> EXERCISE AIM: Read through the records below and copy each line that uses the word "displayed".

> SUPPLIED RECORDS:
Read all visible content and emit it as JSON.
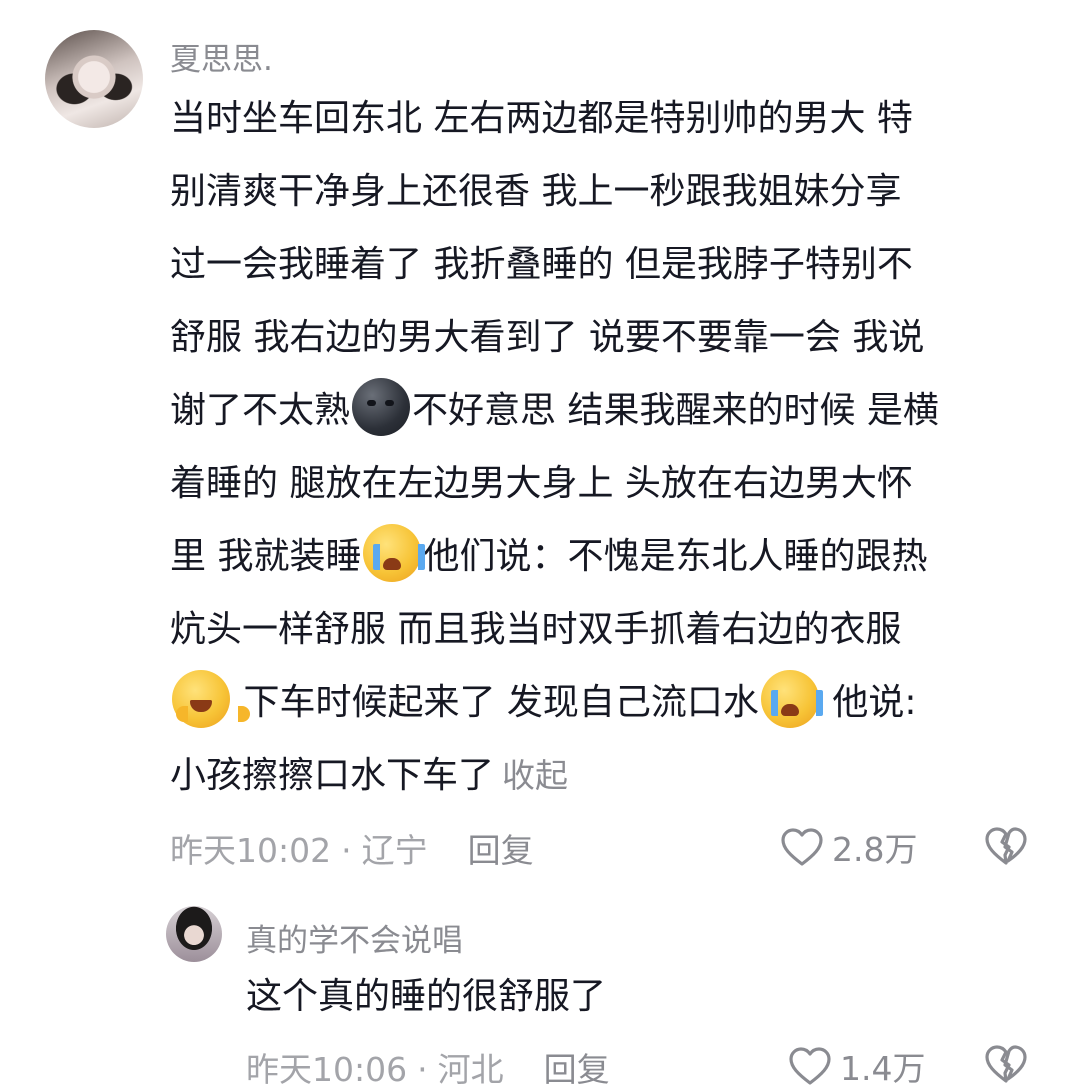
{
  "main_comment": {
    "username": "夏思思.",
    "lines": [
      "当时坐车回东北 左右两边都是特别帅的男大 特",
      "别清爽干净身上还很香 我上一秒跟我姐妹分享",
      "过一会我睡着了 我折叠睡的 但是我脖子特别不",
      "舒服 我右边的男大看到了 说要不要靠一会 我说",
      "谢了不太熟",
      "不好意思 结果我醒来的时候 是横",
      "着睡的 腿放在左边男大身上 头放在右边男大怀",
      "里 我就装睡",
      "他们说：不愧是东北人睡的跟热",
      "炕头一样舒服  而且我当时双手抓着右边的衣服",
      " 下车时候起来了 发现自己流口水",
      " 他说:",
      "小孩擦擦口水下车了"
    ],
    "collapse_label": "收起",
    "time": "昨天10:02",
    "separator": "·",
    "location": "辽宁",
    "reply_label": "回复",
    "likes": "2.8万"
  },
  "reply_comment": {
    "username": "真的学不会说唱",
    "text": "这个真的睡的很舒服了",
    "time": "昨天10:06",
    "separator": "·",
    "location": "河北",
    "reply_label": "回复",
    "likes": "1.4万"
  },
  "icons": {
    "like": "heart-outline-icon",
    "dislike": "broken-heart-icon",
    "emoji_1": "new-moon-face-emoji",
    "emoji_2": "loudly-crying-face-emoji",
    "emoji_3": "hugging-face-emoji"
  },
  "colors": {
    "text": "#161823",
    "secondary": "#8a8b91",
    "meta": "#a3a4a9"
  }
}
--
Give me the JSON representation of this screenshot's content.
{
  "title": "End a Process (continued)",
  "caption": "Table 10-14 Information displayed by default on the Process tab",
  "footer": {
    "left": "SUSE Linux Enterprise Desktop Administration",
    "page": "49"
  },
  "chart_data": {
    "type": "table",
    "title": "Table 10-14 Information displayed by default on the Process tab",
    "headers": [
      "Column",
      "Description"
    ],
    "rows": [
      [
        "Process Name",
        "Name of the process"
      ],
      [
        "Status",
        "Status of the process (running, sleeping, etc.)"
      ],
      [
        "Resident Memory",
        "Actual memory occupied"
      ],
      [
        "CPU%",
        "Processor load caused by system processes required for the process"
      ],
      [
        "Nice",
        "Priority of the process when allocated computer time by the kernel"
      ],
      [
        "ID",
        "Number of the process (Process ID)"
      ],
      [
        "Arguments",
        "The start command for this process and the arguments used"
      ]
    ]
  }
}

> EXERCISE ANSWER:
  "caption": "Table 10-14 Information displayed by default on the Process tab",
    "title": "Table 10-14 Information displayed by default on the Process tab",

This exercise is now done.